[Stored data]
--- --- ---
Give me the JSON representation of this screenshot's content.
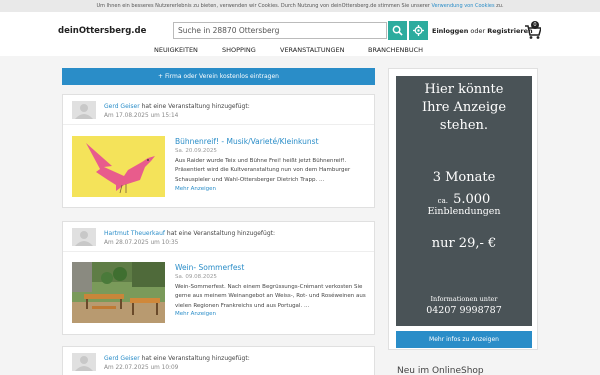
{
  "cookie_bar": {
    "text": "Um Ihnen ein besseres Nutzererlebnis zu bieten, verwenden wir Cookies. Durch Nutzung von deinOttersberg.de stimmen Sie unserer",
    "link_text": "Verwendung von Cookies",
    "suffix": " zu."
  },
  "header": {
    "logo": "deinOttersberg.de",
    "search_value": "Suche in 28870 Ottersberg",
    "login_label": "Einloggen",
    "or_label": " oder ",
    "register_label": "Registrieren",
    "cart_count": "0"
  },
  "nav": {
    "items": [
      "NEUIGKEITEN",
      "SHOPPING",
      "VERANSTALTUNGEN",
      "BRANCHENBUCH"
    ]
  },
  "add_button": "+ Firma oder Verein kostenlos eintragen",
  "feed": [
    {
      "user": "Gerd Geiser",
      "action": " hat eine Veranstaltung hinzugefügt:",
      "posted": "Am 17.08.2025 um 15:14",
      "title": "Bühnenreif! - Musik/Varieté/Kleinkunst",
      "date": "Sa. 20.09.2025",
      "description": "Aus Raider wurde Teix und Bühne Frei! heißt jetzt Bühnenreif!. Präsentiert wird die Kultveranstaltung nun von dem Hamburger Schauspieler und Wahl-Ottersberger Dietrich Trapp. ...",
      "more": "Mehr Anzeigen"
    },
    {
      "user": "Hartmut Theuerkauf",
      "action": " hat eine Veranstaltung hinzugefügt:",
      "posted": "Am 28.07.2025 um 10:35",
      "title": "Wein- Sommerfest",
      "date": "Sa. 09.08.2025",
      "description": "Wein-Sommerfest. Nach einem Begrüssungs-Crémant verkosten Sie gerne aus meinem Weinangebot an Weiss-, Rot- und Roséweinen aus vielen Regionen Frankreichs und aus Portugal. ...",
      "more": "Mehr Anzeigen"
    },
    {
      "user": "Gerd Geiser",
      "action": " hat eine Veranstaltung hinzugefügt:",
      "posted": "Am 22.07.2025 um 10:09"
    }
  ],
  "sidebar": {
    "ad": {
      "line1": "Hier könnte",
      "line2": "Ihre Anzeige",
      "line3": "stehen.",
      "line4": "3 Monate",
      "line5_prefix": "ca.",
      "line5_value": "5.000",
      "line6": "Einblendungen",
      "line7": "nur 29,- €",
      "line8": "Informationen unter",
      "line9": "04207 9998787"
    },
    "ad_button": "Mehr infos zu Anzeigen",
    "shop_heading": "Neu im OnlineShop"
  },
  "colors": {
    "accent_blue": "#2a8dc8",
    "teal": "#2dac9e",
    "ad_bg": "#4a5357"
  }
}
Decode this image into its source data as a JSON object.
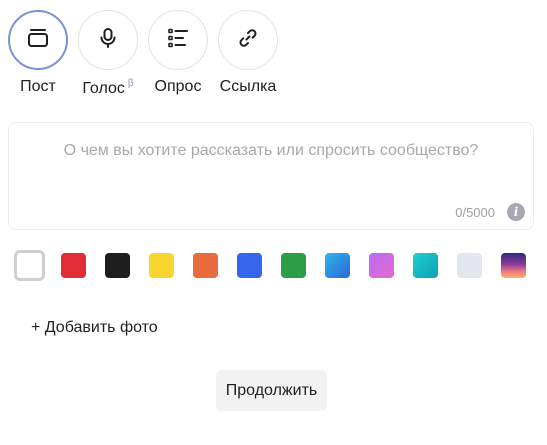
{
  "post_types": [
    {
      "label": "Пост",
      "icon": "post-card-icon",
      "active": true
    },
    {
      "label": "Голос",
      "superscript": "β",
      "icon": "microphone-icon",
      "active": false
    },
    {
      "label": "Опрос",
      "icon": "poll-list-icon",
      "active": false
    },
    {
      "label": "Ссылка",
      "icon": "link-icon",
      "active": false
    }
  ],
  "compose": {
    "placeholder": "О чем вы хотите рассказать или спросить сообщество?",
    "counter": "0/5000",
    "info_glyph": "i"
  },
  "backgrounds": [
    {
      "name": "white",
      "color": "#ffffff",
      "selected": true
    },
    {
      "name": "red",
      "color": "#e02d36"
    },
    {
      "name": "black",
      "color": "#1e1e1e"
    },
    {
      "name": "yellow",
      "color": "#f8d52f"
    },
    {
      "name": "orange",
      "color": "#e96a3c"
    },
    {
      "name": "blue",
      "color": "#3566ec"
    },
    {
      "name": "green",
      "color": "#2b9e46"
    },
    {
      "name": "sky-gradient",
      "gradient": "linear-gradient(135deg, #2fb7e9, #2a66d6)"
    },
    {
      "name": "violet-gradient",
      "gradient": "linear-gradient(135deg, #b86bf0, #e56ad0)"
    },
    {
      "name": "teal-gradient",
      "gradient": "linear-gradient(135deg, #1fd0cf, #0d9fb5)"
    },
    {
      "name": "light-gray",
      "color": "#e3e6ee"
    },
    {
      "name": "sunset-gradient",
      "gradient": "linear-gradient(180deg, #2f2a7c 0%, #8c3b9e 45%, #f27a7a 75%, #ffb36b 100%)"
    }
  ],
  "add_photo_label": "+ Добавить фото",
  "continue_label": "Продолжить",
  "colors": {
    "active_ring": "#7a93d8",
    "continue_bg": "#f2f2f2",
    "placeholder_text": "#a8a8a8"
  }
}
--- --- ---
> _REQUIREMENTS_: Print every entry exactly as written, without the pictures.

> _RESULT_:
Give me the JSON representation of this screenshot's content.
{
  "cookie_bar": {
    "text": "Um Ihnen ein besseres Nutzererlebnis zu bieten, verwenden wir Cookies. Durch Nutzung von deinOttersberg.de stimmen Sie unserer",
    "link_text": "Verwendung von Cookies",
    "suffix": " zu."
  },
  "header": {
    "logo": "deinOttersberg.de",
    "search_value": "Suche in 28870 Ottersberg",
    "login_label": "Einloggen",
    "or_label": " oder ",
    "register_label": "Registrieren",
    "cart_count": "0"
  },
  "nav": {
    "items": [
      "NEUIGKEITEN",
      "SHOPPING",
      "VERANSTALTUNGEN",
      "BRANCHENBUCH"
    ]
  },
  "add_button": "+ Firma oder Verein kostenlos eintragen",
  "feed": [
    {
      "user": "Gerd Geiser",
      "action": " hat eine Veranstaltung hinzugefügt:",
      "posted": "Am 17.08.2025 um 15:14",
      "title": "Bühnenreif! - Musik/Varieté/Kleinkunst",
      "date": "Sa. 20.09.2025",
      "description": "Aus Raider wurde Teix und Bühne Frei! heißt jetzt Bühnenreif!. Präsentiert wird die Kultveranstaltung nun von dem Hamburger Schauspieler und Wahl-Ottersberger Dietrich Trapp. ...",
      "more": "Mehr Anzeigen"
    },
    {
      "user": "Hartmut Theuerkauf",
      "action": " hat eine Veranstaltung hinzugefügt:",
      "posted": "Am 28.07.2025 um 10:35",
      "title": "Wein- Sommerfest",
      "date": "Sa. 09.08.2025",
      "description": "Wein-Sommerfest. Nach einem Begrüssungs-Crémant verkosten Sie gerne aus meinem Weinangebot an Weiss-, Rot- und Roséweinen aus vielen Regionen Frankreichs und aus Portugal. ...",
      "more": "Mehr Anzeigen"
    },
    {
      "user": "Gerd Geiser",
      "action": " hat eine Veranstaltung hinzugefügt:",
      "posted": "Am 22.07.2025 um 10:09"
    }
  ],
  "sidebar": {
    "ad": {
      "line1": "Hier könnte",
      "line2": "Ihre Anzeige",
      "line3": "stehen.",
      "line4": "3 Monate",
      "line5_prefix": "ca.",
      "line5_value": "5.000",
      "line6": "Einblendungen",
      "line7": "nur 29,- €",
      "line8": "Informationen unter",
      "line9": "04207 9998787"
    },
    "ad_button": "Mehr infos zu Anzeigen",
    "shop_heading": "Neu im OnlineShop"
  },
  "colors": {
    "accent_blue": "#2a8dc8",
    "teal": "#2dac9e",
    "ad_bg": "#4a5357"
  }
}
Decode this image into its source data as a JSON object.
{
  "post_types": [
    {
      "label": "Пост",
      "icon": "post-card-icon",
      "active": true
    },
    {
      "label": "Голос",
      "superscript": "β",
      "icon": "microphone-icon",
      "active": false
    },
    {
      "label": "Опрос",
      "icon": "poll-list-icon",
      "active": false
    },
    {
      "label": "Ссылка",
      "icon": "link-icon",
      "active": false
    }
  ],
  "compose": {
    "placeholder": "О чем вы хотите рассказать или спросить сообщество?",
    "counter": "0/5000",
    "info_glyph": "i"
  },
  "backgrounds": [
    {
      "name": "white",
      "color": "#ffffff",
      "selected": true
    },
    {
      "name": "red",
      "color": "#e02d36"
    },
    {
      "name": "black",
      "color": "#1e1e1e"
    },
    {
      "name": "yellow",
      "color": "#f8d52f"
    },
    {
      "name": "orange",
      "color": "#e96a3c"
    },
    {
      "name": "blue",
      "color": "#3566ec"
    },
    {
      "name": "green",
      "color": "#2b9e46"
    },
    {
      "name": "sky-gradient",
      "gradient": "linear-gradient(135deg, #2fb7e9, #2a66d6)"
    },
    {
      "name": "violet-gradient",
      "gradient": "linear-gradient(135deg, #b86bf0, #e56ad0)"
    },
    {
      "name": "teal-gradient",
      "gradient": "linear-gradient(135deg, #1fd0cf, #0d9fb5)"
    },
    {
      "name": "light-gray",
      "color": "#e3e6ee"
    },
    {
      "name": "sunset-gradient",
      "gradient": "linear-gradient(180deg, #2f2a7c 0%, #8c3b9e 45%, #f27a7a 75%, #ffb36b 100%)"
    }
  ],
  "add_photo_label": "+ Добавить фото",
  "continue_label": "Продолжить",
  "colors": {
    "active_ring": "#7a93d8",
    "continue_bg": "#f2f2f2",
    "placeholder_text": "#a8a8a8"
  }
}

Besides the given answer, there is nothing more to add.